Records that describe figures
* Begin *

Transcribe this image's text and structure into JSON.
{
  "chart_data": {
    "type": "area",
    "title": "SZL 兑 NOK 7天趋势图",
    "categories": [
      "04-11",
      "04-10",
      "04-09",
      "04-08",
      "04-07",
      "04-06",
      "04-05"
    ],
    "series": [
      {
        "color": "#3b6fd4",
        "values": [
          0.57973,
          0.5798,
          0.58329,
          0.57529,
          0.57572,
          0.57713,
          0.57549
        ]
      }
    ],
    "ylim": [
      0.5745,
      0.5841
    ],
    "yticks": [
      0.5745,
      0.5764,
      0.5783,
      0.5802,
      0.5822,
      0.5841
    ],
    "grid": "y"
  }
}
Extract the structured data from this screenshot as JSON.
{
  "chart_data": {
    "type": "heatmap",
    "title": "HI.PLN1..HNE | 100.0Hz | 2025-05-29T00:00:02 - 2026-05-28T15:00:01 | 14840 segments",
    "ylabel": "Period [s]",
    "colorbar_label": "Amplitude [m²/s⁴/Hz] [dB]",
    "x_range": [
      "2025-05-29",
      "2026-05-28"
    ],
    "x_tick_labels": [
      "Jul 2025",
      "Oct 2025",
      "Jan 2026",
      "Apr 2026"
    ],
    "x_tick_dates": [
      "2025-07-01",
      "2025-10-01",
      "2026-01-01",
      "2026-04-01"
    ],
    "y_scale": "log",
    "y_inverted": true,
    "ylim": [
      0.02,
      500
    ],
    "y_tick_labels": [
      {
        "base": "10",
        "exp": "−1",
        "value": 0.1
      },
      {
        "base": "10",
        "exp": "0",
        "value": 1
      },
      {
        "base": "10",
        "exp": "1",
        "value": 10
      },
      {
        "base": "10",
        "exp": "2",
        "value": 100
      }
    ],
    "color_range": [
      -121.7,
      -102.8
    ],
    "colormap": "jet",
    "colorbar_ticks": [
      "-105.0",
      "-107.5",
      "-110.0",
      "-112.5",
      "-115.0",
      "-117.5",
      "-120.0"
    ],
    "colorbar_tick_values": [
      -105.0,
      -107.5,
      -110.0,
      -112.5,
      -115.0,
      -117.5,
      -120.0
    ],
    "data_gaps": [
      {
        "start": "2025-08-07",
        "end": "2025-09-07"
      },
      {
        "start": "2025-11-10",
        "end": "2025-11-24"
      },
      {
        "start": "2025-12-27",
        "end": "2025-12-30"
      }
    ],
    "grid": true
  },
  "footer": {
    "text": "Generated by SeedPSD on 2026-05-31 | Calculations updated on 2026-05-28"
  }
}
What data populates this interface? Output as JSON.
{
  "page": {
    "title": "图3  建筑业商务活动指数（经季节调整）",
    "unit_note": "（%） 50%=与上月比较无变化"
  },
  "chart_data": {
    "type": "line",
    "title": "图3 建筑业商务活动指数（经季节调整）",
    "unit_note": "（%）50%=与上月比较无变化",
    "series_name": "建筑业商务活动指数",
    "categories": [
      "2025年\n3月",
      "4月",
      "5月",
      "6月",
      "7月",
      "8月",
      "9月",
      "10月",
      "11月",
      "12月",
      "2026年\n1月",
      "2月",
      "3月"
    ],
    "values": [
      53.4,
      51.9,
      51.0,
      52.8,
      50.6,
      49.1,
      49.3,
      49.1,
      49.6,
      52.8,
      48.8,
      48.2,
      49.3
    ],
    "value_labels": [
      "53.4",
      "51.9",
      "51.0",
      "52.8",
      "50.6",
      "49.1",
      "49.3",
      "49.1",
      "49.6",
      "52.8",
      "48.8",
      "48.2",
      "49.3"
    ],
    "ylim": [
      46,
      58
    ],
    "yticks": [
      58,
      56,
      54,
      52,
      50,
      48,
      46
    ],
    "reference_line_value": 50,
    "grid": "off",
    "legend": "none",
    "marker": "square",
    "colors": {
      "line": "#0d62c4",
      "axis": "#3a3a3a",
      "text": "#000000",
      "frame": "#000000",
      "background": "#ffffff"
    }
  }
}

* End *

◆ **Aim**
The listing above must be transcribed exactly, line by line.

◆ **Result**
Transcribe this image's text and structure into JSON.
{
  "chart_data": {
    "type": "area",
    "title": "SZL 兑 NOK 7天趋势图",
    "categories": [
      "04-11",
      "04-10",
      "04-09",
      "04-08",
      "04-07",
      "04-06",
      "04-05"
    ],
    "series": [
      {
        "color": "#3b6fd4",
        "values": [
          0.57973,
          0.5798,
          0.58329,
          0.57529,
          0.57572,
          0.57713,
          0.57549
        ]
      }
    ],
    "ylim": [
      0.5745,
      0.5841
    ],
    "yticks": [
      0.5745,
      0.5764,
      0.5783,
      0.5802,
      0.5822,
      0.5841
    ],
    "grid": "y"
  }
}
Extract the structured data from this screenshot as JSON.
{
  "chart_data": {
    "type": "heatmap",
    "title": "HI.PLN1..HNE | 100.0Hz | 2025-05-29T00:00:02 - 2026-05-28T15:00:01 | 14840 segments",
    "ylabel": "Period [s]",
    "colorbar_label": "Amplitude [m²/s⁴/Hz] [dB]",
    "x_range": [
      "2025-05-29",
      "2026-05-28"
    ],
    "x_tick_labels": [
      "Jul 2025",
      "Oct 2025",
      "Jan 2026",
      "Apr 2026"
    ],
    "x_tick_dates": [
      "2025-07-01",
      "2025-10-01",
      "2026-01-01",
      "2026-04-01"
    ],
    "y_scale": "log",
    "y_inverted": true,
    "ylim": [
      0.02,
      500
    ],
    "y_tick_labels": [
      {
        "base": "10",
        "exp": "−1",
        "value": 0.1
      },
      {
        "base": "10",
        "exp": "0",
        "value": 1
      },
      {
        "base": "10",
        "exp": "1",
        "value": 10
      },
      {
        "base": "10",
        "exp": "2",
        "value": 100
      }
    ],
    "color_range": [
      -121.7,
      -102.8
    ],
    "colormap": "jet",
    "colorbar_ticks": [
      "-105.0",
      "-107.5",
      "-110.0",
      "-112.5",
      "-115.0",
      "-117.5",
      "-120.0"
    ],
    "colorbar_tick_values": [
      -105.0,
      -107.5,
      -110.0,
      -112.5,
      -115.0,
      -117.5,
      -120.0
    ],
    "data_gaps": [
      {
        "start": "2025-08-07",
        "end": "2025-09-07"
      },
      {
        "start": "2025-11-10",
        "end": "2025-11-24"
      },
      {
        "start": "2025-12-27",
        "end": "2025-12-30"
      }
    ],
    "grid": true
  },
  "footer": {
    "text": "Generated by SeedPSD on 2026-05-31 | Calculations updated on 2026-05-28"
  }
}
What data populates this interface? Output as JSON.
{
  "page": {
    "title": "图3  建筑业商务活动指数（经季节调整）",
    "unit_note": "（%） 50%=与上月比较无变化"
  },
  "chart_data": {
    "type": "line",
    "title": "图3 建筑业商务活动指数（经季节调整）",
    "unit_note": "（%）50%=与上月比较无变化",
    "series_name": "建筑业商务活动指数",
    "categories": [
      "2025年\n3月",
      "4月",
      "5月",
      "6月",
      "7月",
      "8月",
      "9月",
      "10月",
      "11月",
      "12月",
      "2026年\n1月",
      "2月",
      "3月"
    ],
    "values": [
      53.4,
      51.9,
      51.0,
      52.8,
      50.6,
      49.1,
      49.3,
      49.1,
      49.6,
      52.8,
      48.8,
      48.2,
      49.3
    ],
    "value_labels": [
      "53.4",
      "51.9",
      "51.0",
      "52.8",
      "50.6",
      "49.1",
      "49.3",
      "49.1",
      "49.6",
      "52.8",
      "48.8",
      "48.2",
      "49.3"
    ],
    "ylim": [
      46,
      58
    ],
    "yticks": [
      58,
      56,
      54,
      52,
      50,
      48,
      46
    ],
    "reference_line_value": 50,
    "grid": "off",
    "legend": "none",
    "marker": "square",
    "colors": {
      "line": "#0d62c4",
      "axis": "#3a3a3a",
      "text": "#000000",
      "frame": "#000000",
      "background": "#ffffff"
    }
  }
}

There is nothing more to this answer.